◆ **YOUR OBJECTIVE**:
Count the lines containing "chevron". Give the number alone.

◆ **THE RECORDS**:
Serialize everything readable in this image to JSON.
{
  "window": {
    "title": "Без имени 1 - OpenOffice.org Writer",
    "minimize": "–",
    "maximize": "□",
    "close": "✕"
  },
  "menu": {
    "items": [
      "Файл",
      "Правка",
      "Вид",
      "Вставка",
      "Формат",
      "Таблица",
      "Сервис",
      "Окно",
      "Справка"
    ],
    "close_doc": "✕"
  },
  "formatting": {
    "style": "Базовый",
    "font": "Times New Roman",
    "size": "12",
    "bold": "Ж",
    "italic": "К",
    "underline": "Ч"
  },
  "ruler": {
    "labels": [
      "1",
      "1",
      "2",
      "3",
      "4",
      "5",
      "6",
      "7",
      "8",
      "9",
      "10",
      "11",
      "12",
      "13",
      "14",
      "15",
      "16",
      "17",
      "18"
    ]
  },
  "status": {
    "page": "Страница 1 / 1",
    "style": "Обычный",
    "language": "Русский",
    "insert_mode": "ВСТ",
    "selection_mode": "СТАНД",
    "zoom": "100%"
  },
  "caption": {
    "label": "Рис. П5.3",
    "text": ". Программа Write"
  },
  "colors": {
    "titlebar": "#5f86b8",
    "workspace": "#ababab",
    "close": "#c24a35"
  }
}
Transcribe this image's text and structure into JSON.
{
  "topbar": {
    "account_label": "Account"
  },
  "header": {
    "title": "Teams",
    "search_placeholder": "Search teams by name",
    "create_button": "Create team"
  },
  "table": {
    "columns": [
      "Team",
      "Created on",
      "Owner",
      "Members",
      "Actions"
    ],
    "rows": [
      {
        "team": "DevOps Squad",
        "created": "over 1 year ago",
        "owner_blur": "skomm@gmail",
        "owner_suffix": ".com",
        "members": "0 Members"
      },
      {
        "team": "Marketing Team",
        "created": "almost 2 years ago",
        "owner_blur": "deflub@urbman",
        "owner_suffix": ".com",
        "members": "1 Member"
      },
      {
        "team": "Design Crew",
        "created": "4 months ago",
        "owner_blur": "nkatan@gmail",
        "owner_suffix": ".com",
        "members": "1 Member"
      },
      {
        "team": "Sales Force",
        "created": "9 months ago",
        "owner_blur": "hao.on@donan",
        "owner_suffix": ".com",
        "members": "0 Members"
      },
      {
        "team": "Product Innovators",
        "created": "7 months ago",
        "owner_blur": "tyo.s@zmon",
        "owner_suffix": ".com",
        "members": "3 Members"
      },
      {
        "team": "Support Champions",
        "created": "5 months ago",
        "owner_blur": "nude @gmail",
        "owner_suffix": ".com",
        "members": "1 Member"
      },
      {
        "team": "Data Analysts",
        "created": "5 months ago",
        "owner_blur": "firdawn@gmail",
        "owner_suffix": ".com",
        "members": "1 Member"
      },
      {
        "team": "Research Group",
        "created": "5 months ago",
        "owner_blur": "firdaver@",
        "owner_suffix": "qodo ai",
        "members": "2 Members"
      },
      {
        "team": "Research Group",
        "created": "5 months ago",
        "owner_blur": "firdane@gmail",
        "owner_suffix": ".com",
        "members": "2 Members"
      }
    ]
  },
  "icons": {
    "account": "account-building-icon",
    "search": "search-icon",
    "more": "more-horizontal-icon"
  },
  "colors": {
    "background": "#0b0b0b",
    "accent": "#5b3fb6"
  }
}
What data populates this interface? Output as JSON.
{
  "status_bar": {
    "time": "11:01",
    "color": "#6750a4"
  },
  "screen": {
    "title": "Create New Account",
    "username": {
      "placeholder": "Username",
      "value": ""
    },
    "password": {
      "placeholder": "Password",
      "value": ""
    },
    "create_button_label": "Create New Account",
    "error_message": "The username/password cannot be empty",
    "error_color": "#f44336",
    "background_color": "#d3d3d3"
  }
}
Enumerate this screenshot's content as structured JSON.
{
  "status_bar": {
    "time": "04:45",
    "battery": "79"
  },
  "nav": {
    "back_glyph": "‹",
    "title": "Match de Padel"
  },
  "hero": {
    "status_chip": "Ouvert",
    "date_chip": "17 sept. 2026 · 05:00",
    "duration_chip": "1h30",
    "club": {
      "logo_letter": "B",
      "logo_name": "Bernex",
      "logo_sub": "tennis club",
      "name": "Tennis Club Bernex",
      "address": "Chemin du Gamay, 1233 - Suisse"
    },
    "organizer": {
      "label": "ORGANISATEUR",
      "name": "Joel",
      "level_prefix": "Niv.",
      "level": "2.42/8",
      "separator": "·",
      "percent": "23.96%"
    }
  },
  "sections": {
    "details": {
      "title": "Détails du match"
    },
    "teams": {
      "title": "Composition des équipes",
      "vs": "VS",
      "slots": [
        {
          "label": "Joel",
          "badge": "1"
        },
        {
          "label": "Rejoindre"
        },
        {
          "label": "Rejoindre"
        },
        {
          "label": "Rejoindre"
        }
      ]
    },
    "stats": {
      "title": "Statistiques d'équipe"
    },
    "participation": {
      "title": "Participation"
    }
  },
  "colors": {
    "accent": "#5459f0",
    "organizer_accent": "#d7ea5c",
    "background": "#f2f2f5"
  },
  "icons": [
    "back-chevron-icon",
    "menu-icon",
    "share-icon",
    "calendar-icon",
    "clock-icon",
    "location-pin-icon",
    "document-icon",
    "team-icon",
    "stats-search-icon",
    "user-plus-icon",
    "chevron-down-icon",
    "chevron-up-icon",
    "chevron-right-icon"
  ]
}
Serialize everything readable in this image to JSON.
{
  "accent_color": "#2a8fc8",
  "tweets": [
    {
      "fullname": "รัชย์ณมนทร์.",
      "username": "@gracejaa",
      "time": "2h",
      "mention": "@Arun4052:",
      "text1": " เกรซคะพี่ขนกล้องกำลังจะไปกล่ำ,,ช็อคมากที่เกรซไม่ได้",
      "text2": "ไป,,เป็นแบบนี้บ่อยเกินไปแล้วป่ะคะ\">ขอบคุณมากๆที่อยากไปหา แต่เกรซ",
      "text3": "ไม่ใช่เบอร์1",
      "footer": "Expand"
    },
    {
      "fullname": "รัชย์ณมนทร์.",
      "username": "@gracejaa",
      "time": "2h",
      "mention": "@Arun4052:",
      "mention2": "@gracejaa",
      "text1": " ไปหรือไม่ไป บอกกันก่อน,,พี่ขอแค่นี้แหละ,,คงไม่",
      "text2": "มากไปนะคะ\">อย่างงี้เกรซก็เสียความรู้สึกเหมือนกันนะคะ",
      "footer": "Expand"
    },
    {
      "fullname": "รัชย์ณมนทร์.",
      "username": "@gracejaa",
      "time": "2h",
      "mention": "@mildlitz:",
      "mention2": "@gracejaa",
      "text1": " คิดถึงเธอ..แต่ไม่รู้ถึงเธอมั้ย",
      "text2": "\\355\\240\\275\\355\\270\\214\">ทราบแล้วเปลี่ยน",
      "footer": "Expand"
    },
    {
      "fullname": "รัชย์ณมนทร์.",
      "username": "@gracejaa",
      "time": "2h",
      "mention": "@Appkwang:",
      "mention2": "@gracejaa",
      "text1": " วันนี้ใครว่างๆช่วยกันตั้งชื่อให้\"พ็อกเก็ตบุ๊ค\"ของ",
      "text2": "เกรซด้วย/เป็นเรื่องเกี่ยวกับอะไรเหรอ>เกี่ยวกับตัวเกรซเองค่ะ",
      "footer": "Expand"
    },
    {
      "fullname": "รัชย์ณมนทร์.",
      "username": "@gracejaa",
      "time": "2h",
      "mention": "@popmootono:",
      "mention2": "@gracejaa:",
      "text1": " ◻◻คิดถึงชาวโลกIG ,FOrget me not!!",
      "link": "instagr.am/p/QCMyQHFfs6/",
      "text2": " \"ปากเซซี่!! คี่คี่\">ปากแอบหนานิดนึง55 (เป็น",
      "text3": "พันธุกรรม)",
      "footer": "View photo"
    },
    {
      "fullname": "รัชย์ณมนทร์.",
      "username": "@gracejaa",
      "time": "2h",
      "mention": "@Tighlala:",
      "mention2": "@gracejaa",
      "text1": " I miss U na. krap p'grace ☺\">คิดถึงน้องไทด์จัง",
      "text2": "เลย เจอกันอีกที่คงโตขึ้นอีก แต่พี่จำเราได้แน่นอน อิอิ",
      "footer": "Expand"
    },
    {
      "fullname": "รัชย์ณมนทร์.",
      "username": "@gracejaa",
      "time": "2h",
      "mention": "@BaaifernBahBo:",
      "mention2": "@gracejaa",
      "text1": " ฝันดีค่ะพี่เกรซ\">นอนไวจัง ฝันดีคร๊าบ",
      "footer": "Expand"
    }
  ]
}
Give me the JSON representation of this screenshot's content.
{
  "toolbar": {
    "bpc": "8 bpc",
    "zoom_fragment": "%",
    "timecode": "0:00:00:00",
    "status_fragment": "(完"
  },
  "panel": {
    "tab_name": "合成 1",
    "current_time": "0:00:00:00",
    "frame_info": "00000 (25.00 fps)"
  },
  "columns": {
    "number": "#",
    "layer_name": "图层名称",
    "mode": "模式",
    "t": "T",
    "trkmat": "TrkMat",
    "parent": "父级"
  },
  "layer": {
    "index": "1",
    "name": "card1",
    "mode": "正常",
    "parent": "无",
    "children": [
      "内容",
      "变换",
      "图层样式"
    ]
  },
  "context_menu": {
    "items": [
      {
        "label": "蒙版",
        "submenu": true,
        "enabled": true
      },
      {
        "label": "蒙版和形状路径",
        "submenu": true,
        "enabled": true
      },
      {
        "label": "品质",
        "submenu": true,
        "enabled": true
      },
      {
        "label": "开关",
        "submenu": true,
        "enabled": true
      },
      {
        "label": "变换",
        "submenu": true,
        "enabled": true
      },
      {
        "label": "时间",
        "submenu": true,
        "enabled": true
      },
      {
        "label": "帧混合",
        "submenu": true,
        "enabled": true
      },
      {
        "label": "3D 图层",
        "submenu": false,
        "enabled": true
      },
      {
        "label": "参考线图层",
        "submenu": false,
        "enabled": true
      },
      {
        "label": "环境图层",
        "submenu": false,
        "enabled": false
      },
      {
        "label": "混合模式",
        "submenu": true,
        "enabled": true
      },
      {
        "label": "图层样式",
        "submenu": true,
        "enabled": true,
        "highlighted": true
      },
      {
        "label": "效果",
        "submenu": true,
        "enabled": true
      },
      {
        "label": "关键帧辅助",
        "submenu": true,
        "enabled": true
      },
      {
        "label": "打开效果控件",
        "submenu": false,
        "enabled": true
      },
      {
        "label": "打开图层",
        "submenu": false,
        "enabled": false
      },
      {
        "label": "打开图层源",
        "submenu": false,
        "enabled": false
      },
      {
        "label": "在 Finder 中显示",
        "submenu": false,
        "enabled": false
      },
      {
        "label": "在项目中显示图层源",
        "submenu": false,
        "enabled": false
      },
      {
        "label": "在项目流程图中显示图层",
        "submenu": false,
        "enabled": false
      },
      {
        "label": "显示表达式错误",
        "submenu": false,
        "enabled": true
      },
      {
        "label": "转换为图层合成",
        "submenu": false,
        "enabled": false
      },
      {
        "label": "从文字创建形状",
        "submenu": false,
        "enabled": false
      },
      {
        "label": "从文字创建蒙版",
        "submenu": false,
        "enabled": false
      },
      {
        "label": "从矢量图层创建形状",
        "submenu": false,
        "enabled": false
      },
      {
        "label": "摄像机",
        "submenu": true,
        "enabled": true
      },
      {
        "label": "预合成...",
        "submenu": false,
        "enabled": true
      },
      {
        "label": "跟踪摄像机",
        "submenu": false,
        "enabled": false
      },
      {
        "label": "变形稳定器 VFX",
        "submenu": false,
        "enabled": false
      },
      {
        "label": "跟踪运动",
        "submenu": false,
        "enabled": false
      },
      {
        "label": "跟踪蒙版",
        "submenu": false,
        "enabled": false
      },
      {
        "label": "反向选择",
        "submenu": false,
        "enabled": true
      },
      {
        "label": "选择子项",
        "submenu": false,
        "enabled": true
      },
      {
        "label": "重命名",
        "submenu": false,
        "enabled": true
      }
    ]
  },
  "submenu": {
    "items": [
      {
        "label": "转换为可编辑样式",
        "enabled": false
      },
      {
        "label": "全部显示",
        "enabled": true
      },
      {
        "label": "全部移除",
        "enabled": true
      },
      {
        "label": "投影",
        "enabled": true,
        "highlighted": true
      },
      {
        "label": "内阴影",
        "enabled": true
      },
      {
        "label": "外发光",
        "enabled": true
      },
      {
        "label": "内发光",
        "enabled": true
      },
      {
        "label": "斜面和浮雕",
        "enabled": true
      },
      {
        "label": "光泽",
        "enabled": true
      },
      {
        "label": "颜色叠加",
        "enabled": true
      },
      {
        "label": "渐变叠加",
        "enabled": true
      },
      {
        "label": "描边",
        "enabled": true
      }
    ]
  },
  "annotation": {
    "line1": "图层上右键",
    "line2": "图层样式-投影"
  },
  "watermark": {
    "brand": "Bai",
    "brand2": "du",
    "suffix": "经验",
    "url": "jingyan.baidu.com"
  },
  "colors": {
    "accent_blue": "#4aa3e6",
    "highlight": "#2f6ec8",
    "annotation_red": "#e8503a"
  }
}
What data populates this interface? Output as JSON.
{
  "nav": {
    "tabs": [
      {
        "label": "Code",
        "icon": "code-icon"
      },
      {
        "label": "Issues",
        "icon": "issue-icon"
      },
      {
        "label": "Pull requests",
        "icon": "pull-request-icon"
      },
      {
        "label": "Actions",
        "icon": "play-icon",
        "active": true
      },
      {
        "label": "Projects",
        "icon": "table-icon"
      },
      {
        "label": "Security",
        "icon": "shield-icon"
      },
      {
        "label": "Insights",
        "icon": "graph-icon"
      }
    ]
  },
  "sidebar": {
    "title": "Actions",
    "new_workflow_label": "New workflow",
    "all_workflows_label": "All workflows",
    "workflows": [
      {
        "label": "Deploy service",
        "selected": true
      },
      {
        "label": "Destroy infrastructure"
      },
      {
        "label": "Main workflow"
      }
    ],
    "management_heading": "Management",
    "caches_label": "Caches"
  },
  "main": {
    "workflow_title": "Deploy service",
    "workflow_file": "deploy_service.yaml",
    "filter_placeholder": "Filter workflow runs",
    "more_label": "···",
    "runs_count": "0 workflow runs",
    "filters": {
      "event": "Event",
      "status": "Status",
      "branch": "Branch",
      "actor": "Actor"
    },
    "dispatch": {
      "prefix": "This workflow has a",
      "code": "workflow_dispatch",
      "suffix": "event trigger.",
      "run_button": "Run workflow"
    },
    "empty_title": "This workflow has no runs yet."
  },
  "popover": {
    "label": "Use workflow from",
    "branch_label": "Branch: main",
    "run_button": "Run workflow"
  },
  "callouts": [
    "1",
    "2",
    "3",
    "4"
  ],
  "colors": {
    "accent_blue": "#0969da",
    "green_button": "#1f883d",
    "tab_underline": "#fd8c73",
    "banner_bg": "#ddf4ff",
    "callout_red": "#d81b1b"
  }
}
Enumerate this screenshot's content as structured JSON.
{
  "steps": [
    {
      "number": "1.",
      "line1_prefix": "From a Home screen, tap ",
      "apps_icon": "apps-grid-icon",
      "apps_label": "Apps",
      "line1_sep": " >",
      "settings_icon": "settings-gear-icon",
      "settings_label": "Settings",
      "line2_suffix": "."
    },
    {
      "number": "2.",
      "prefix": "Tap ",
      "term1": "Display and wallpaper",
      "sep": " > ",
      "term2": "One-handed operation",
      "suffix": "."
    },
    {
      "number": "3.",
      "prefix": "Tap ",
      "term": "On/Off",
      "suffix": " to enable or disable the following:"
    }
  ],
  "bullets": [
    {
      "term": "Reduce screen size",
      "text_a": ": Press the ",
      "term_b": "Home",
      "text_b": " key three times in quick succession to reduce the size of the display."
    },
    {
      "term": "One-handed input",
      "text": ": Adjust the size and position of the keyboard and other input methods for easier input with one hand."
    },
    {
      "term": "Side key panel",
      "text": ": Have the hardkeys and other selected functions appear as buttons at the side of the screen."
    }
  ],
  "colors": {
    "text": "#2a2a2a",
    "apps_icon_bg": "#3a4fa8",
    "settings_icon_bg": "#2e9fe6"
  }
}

◆ **SOLUTION FOR THIS PROBLEM**:
4